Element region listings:
__________

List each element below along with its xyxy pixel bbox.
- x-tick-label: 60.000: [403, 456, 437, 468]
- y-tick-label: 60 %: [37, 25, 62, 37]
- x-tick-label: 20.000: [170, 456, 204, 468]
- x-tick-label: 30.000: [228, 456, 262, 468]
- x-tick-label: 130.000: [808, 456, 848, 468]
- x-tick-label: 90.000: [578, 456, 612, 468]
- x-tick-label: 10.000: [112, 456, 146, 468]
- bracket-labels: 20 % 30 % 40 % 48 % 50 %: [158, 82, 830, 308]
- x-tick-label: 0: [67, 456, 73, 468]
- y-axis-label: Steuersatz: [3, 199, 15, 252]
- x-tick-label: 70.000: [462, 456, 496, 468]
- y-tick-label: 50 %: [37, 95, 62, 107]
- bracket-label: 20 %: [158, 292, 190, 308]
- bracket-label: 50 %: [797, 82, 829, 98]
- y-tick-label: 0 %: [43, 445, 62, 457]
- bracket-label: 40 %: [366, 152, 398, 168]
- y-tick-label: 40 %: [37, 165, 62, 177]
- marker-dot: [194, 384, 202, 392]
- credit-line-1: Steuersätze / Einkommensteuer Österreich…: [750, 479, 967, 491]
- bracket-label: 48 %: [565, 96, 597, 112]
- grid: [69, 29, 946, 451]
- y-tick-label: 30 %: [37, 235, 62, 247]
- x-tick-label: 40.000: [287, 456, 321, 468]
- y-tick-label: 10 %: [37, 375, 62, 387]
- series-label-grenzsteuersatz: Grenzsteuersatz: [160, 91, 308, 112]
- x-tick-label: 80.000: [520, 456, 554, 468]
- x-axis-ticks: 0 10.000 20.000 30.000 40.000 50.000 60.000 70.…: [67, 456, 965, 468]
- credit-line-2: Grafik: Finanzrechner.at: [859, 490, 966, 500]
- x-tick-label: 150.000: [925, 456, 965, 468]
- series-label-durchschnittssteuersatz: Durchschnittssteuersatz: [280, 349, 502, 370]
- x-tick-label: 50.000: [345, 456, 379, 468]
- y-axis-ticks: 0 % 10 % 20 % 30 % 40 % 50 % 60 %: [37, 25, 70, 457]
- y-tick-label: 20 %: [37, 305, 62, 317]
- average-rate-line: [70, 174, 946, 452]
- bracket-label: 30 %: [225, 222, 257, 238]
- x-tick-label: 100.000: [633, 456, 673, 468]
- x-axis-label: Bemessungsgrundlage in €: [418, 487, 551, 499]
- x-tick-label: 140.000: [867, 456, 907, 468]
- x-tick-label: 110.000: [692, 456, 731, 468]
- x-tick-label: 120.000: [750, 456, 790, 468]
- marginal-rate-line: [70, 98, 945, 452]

__________

DESCRIPTION OF THE TASK
Reproduce the entries above, substituting "x-axis-tick" for every occurrence of "x-tick-label" and leaving everything else unchanged.

TASK ANSWER
List each element below along with its xyxy pixel bbox.
- x-axis-tick: 60.000: [403, 456, 437, 468]
- y-tick-label: 60 %: [37, 25, 62, 37]
- x-axis-tick: 20.000: [170, 456, 204, 468]
- x-axis-tick: 30.000: [228, 456, 262, 468]
- x-axis-tick: 130.000: [808, 456, 848, 468]
- x-axis-tick: 90.000: [578, 456, 612, 468]
- x-axis-tick: 10.000: [112, 456, 146, 468]
- bracket-labels: 20 % 30 % 40 % 48 % 50 %: [158, 82, 830, 308]
- x-axis-tick: 0: [67, 456, 73, 468]
- y-axis-label: Steuersatz: [3, 199, 15, 252]
- x-axis-tick: 70.000: [462, 456, 496, 468]
- y-tick-label: 50 %: [37, 95, 62, 107]
- bracket-label: 20 %: [158, 292, 190, 308]
- bracket-label: 50 %: [797, 82, 829, 98]
- y-tick-label: 0 %: [43, 445, 62, 457]
- bracket-label: 40 %: [366, 152, 398, 168]
- y-tick-label: 40 %: [37, 165, 62, 177]
- marker-dot: [194, 384, 202, 392]
- credit-line-1: Steuersätze / Einkommensteuer Österreich…: [750, 479, 967, 491]
- bracket-label: 48 %: [565, 96, 597, 112]
- grid: [69, 29, 946, 451]
- y-tick-label: 30 %: [37, 235, 62, 247]
- x-axis-tick: 40.000: [287, 456, 321, 468]
- y-tick-label: 10 %: [37, 375, 62, 387]
- series-label-grenzsteuersatz: Grenzsteuersatz: [160, 91, 308, 112]
- x-axis-tick: 80.000: [520, 456, 554, 468]
- x-axis-ticks: 0 10.000 20.000 30.000 40.000 50.000 60.000 70.…: [67, 456, 965, 468]
- credit-line-2: Grafik: Finanzrechner.at: [859, 490, 966, 500]
- x-axis-tick: 150.000: [925, 456, 965, 468]
- series-label-durchschnittssteuersatz: Durchschnittssteuersatz: [280, 349, 502, 370]
- x-axis-tick: 50.000: [345, 456, 379, 468]
- y-axis-ticks: 0 % 10 % 20 % 30 % 40 % 50 % 60 %: [37, 25, 70, 457]
- y-tick-label: 20 %: [37, 305, 62, 317]
- average-rate-line: [70, 174, 946, 452]
- bracket-label: 30 %: [225, 222, 257, 238]
- x-axis-tick: 100.000: [633, 456, 673, 468]
- x-axis-label: Bemessungsgrundlage in €: [418, 487, 551, 499]
- x-axis-tick: 140.000: [867, 456, 907, 468]
- x-axis-tick: 110.000: [692, 456, 731, 468]
- x-axis-tick: 120.000: [750, 456, 790, 468]
- marginal-rate-line: [70, 98, 945, 452]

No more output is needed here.